══ INFORMATION PROVIDED
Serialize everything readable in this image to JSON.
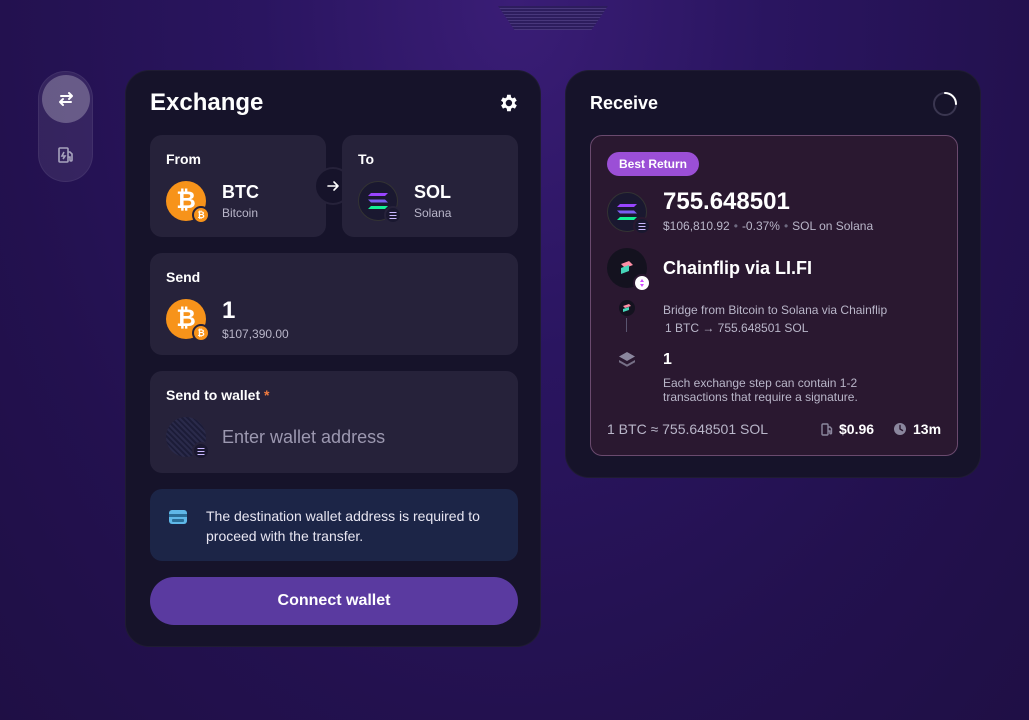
{
  "exchange": {
    "title": "Exchange",
    "from": {
      "label": "From",
      "symbol": "BTC",
      "name": "Bitcoin",
      "badge": "₿",
      "icon": "bitcoin-icon"
    },
    "to": {
      "label": "To",
      "symbol": "SOL",
      "name": "Solana",
      "icon": "solana-icon"
    },
    "send": {
      "label": "Send",
      "amount": "1",
      "usd": "$107,390.00"
    },
    "wallet": {
      "label": "Send to wallet",
      "required_mark": "*",
      "placeholder": "Enter wallet address"
    },
    "notice": {
      "text": "The destination wallet address is required to proceed with the transfer."
    },
    "connect_label": "Connect wallet"
  },
  "receive": {
    "title": "Receive",
    "badge": "Best Return",
    "amount": "755.648501",
    "usd": "$106,810.92",
    "change": "-0.37%",
    "chain": "SOL on Solana",
    "provider": "Chainflip via LI.FI",
    "step_desc": "Bridge from Bitcoin to Solana via Chainflip",
    "step_amounts": "1 BTC → 755.648501 SOL",
    "steps_count": "1",
    "steps_text": "Each exchange step can contain 1-2 transactions that require a signature.",
    "rate": "1 BTC ≈ 755.648501 SOL",
    "gas": "$0.96",
    "time": "13m"
  },
  "colors": {
    "accent": "#5a3aa0",
    "best_badge": "#9b4fd6",
    "btc": "#f7931a",
    "required": "#f07b3f"
  }
}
════
OBJECTIVE: Gather every line from the listing above in which the word "Chainflip" appears.

RESPONSE TO THE TASK:
    "provider": "Chainflip via LI.FI",
    "step_desc": "Bridge from Bitcoin to Solana via Chainflip",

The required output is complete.